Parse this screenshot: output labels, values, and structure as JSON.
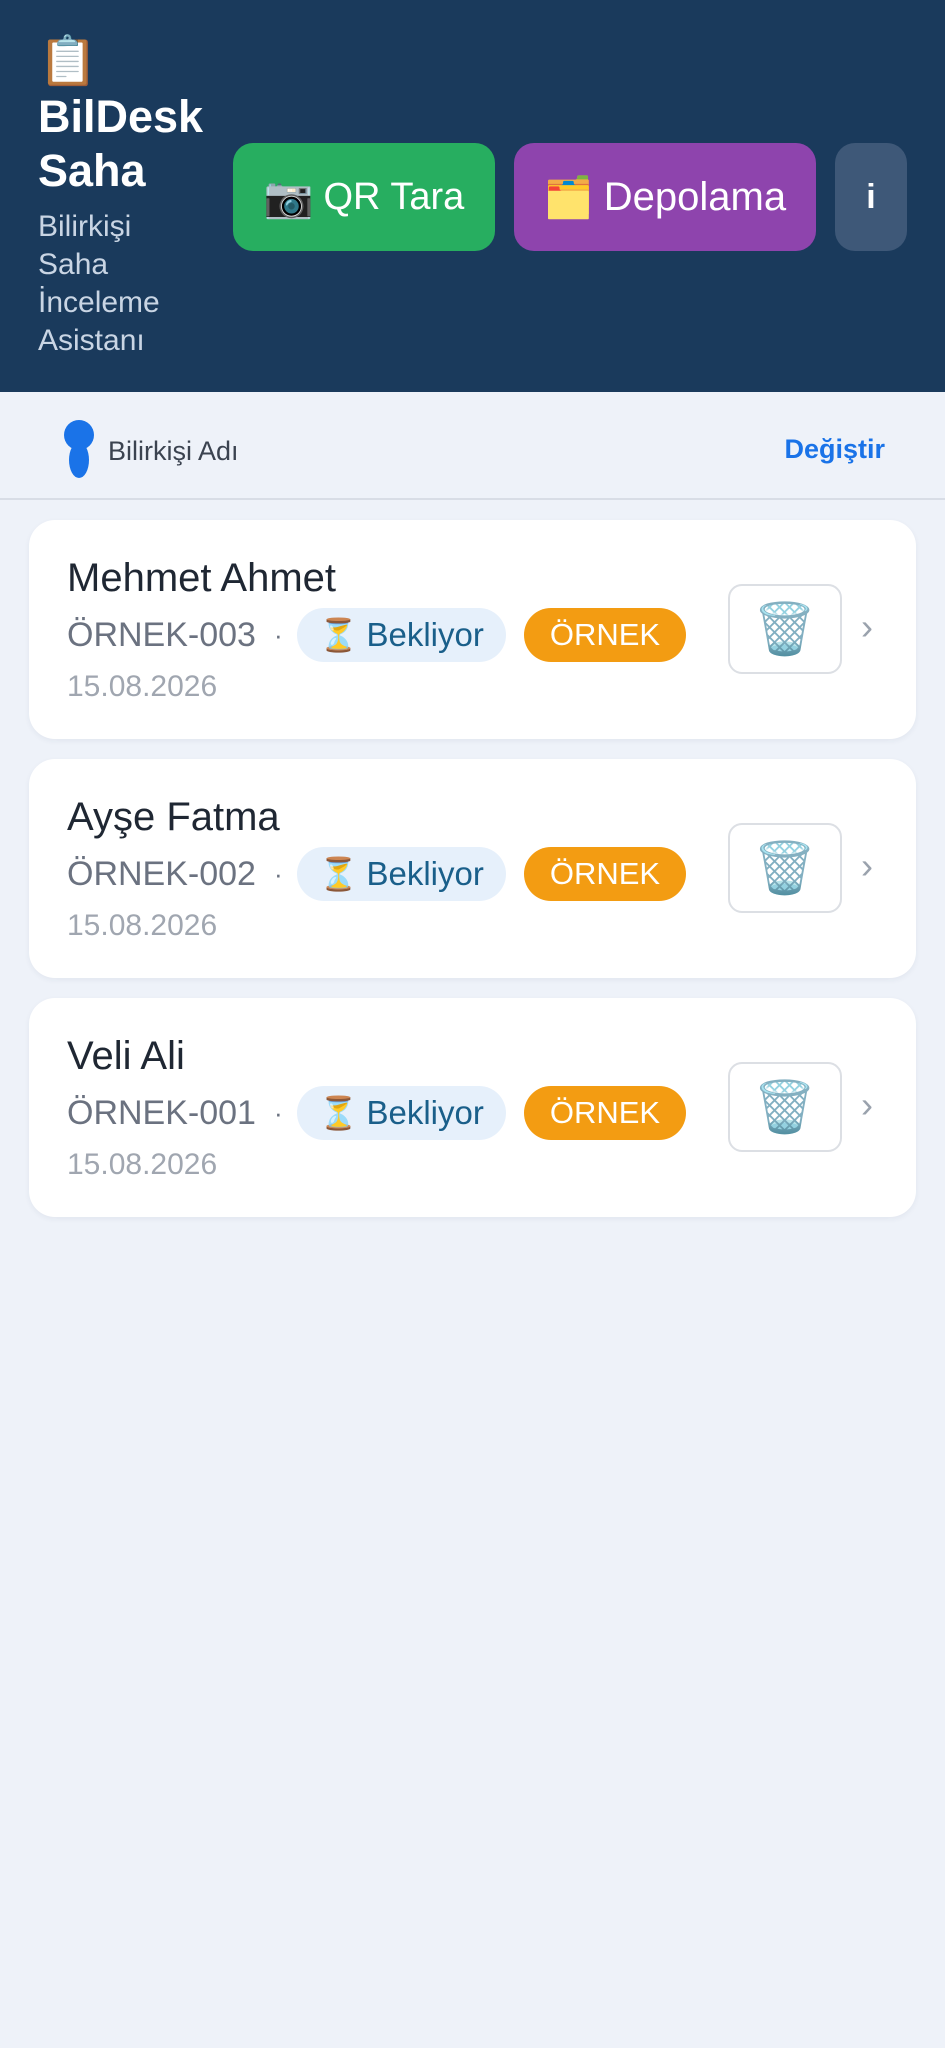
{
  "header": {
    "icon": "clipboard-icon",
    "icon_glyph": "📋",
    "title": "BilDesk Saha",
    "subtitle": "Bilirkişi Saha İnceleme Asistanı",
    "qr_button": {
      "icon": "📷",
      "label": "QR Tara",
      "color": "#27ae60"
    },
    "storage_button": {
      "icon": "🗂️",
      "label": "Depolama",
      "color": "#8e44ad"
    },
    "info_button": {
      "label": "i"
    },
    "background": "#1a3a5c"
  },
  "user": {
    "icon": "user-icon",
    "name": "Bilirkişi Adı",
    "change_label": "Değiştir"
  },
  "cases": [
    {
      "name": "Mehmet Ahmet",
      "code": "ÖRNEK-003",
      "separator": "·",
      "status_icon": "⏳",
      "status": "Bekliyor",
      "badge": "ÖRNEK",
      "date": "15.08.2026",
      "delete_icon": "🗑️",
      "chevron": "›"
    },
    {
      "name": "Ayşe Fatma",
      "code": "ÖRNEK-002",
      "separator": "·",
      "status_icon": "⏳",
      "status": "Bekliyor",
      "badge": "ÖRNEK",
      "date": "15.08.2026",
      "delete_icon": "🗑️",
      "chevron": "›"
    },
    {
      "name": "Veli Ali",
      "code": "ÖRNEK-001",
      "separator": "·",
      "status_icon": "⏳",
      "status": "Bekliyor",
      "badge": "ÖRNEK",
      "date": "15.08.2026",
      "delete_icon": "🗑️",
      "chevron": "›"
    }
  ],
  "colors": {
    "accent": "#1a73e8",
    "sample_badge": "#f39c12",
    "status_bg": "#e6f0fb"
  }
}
········
Instruction: Print out the lines exactly, skipping any picture.

Correct response:
Parse this screenshot: output labels, values, and structure as JSON.
{
  "header": {
    "icon": "clipboard-icon",
    "icon_glyph": "📋",
    "title": "BilDesk Saha",
    "subtitle": "Bilirkişi Saha İnceleme Asistanı",
    "qr_button": {
      "icon": "📷",
      "label": "QR Tara",
      "color": "#27ae60"
    },
    "storage_button": {
      "icon": "🗂️",
      "label": "Depolama",
      "color": "#8e44ad"
    },
    "info_button": {
      "label": "i"
    },
    "background": "#1a3a5c"
  },
  "user": {
    "icon": "user-icon",
    "name": "Bilirkişi Adı",
    "change_label": "Değiştir"
  },
  "cases": [
    {
      "name": "Mehmet Ahmet",
      "code": "ÖRNEK-003",
      "separator": "·",
      "status_icon": "⏳",
      "status": "Bekliyor",
      "badge": "ÖRNEK",
      "date": "15.08.2026",
      "delete_icon": "🗑️",
      "chevron": "›"
    },
    {
      "name": "Ayşe Fatma",
      "code": "ÖRNEK-002",
      "separator": "·",
      "status_icon": "⏳",
      "status": "Bekliyor",
      "badge": "ÖRNEK",
      "date": "15.08.2026",
      "delete_icon": "🗑️",
      "chevron": "›"
    },
    {
      "name": "Veli Ali",
      "code": "ÖRNEK-001",
      "separator": "·",
      "status_icon": "⏳",
      "status": "Bekliyor",
      "badge": "ÖRNEK",
      "date": "15.08.2026",
      "delete_icon": "🗑️",
      "chevron": "›"
    }
  ],
  "colors": {
    "accent": "#1a73e8",
    "sample_badge": "#f39c12",
    "status_bg": "#e6f0fb"
  }
}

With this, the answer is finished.